(AIM OF THE TASK): Reproduce all of the listing below without alteration.

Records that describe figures
═══

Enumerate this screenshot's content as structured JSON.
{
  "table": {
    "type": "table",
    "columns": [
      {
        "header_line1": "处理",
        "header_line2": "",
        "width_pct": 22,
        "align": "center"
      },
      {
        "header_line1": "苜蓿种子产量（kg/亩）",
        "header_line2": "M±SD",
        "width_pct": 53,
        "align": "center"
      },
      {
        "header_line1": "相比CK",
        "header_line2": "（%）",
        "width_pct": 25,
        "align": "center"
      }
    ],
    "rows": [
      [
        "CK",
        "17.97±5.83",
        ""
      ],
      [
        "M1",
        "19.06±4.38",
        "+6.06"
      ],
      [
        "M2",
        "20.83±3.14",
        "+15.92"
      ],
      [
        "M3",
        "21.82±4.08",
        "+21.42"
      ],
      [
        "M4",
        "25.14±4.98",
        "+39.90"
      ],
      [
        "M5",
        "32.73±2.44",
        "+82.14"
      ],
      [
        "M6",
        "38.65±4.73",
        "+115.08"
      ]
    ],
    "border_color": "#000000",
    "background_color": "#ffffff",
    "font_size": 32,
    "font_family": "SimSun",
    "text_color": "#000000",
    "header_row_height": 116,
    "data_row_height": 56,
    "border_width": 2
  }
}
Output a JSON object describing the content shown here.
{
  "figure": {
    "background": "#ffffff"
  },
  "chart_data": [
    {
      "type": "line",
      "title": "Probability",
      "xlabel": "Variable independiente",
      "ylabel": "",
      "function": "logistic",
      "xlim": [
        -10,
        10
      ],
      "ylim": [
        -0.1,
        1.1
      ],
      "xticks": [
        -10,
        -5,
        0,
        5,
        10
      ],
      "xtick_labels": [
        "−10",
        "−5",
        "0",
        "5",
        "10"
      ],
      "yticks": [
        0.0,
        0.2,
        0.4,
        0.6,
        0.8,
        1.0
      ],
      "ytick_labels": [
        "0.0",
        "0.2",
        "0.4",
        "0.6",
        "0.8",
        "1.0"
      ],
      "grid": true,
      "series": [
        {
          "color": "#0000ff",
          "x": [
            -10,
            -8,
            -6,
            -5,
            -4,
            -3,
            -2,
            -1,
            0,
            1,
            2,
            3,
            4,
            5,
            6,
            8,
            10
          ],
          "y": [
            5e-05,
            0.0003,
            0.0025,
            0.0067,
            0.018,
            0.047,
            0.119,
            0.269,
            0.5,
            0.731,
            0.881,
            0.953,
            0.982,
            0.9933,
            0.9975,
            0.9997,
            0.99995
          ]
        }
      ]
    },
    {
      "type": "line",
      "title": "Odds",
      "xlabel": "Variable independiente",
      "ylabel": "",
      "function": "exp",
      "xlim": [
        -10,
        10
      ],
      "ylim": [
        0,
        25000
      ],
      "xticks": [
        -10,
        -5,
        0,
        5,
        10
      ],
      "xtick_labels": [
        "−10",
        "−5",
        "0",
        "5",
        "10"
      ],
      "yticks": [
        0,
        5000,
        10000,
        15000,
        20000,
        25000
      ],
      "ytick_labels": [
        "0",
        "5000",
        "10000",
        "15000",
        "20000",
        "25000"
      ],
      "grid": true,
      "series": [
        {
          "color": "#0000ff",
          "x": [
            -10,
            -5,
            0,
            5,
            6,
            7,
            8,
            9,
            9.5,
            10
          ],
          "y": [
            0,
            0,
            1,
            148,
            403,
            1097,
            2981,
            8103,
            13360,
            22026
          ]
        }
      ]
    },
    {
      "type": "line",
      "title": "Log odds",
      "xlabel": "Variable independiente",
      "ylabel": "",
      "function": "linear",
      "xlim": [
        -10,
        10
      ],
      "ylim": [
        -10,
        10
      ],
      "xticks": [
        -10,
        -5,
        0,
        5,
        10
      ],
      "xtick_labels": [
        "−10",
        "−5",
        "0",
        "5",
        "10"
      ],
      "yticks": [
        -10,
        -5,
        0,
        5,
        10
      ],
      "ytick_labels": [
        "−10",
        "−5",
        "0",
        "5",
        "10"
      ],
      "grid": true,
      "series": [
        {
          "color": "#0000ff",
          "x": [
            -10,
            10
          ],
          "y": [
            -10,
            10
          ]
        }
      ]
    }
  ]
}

═══

(TASK ANSWER):
Enumerate this screenshot's content as structured JSON.
{
  "table": {
    "type": "table",
    "columns": [
      {
        "header_line1": "处理",
        "header_line2": "",
        "width_pct": 22,
        "align": "center"
      },
      {
        "header_line1": "苜蓿种子产量（kg/亩）",
        "header_line2": "M±SD",
        "width_pct": 53,
        "align": "center"
      },
      {
        "header_line1": "相比CK",
        "header_line2": "（%）",
        "width_pct": 25,
        "align": "center"
      }
    ],
    "rows": [
      [
        "CK",
        "17.97±5.83",
        ""
      ],
      [
        "M1",
        "19.06±4.38",
        "+6.06"
      ],
      [
        "M2",
        "20.83±3.14",
        "+15.92"
      ],
      [
        "M3",
        "21.82±4.08",
        "+21.42"
      ],
      [
        "M4",
        "25.14±4.98",
        "+39.90"
      ],
      [
        "M5",
        "32.73±2.44",
        "+82.14"
      ],
      [
        "M6",
        "38.65±4.73",
        "+115.08"
      ]
    ],
    "border_color": "#000000",
    "background_color": "#ffffff",
    "font_size": 32,
    "font_family": "SimSun",
    "text_color": "#000000",
    "header_row_height": 116,
    "data_row_height": 56,
    "border_width": 2
  }
}
Output a JSON object describing the content shown here.
{
  "figure": {
    "background": "#ffffff"
  },
  "chart_data": [
    {
      "type": "line",
      "title": "Probability",
      "xlabel": "Variable independiente",
      "ylabel": "",
      "function": "logistic",
      "xlim": [
        -10,
        10
      ],
      "ylim": [
        -0.1,
        1.1
      ],
      "xticks": [
        -10,
        -5,
        0,
        5,
        10
      ],
      "xtick_labels": [
        "−10",
        "−5",
        "0",
        "5",
        "10"
      ],
      "yticks": [
        0.0,
        0.2,
        0.4,
        0.6,
        0.8,
        1.0
      ],
      "ytick_labels": [
        "0.0",
        "0.2",
        "0.4",
        "0.6",
        "0.8",
        "1.0"
      ],
      "grid": true,
      "series": [
        {
          "color": "#0000ff",
          "x": [
            -10,
            -8,
            -6,
            -5,
            -4,
            -3,
            -2,
            -1,
            0,
            1,
            2,
            3,
            4,
            5,
            6,
            8,
            10
          ],
          "y": [
            5e-05,
            0.0003,
            0.0025,
            0.0067,
            0.018,
            0.047,
            0.119,
            0.269,
            0.5,
            0.731,
            0.881,
            0.953,
            0.982,
            0.9933,
            0.9975,
            0.9997,
            0.99995
          ]
        }
      ]
    },
    {
      "type": "line",
      "title": "Odds",
      "xlabel": "Variable independiente",
      "ylabel": "",
      "function": "exp",
      "xlim": [
        -10,
        10
      ],
      "ylim": [
        0,
        25000
      ],
      "xticks": [
        -10,
        -5,
        0,
        5,
        10
      ],
      "xtick_labels": [
        "−10",
        "−5",
        "0",
        "5",
        "10"
      ],
      "yticks": [
        0,
        5000,
        10000,
        15000,
        20000,
        25000
      ],
      "ytick_labels": [
        "0",
        "5000",
        "10000",
        "15000",
        "20000",
        "25000"
      ],
      "grid": true,
      "series": [
        {
          "color": "#0000ff",
          "x": [
            -10,
            -5,
            0,
            5,
            6,
            7,
            8,
            9,
            9.5,
            10
          ],
          "y": [
            0,
            0,
            1,
            148,
            403,
            1097,
            2981,
            8103,
            13360,
            22026
          ]
        }
      ]
    },
    {
      "type": "line",
      "title": "Log odds",
      "xlabel": "Variable independiente",
      "ylabel": "",
      "function": "linear",
      "xlim": [
        -10,
        10
      ],
      "ylim": [
        -10,
        10
      ],
      "xticks": [
        -10,
        -5,
        0,
        5,
        10
      ],
      "xtick_labels": [
        "−10",
        "−5",
        "0",
        "5",
        "10"
      ],
      "yticks": [
        -10,
        -5,
        0,
        5,
        10
      ],
      "ytick_labels": [
        "−10",
        "−5",
        "0",
        "5",
        "10"
      ],
      "grid": true,
      "series": [
        {
          "color": "#0000ff",
          "x": [
            -10,
            10
          ],
          "y": [
            -10,
            10
          ]
        }
      ]
    }
  ]
}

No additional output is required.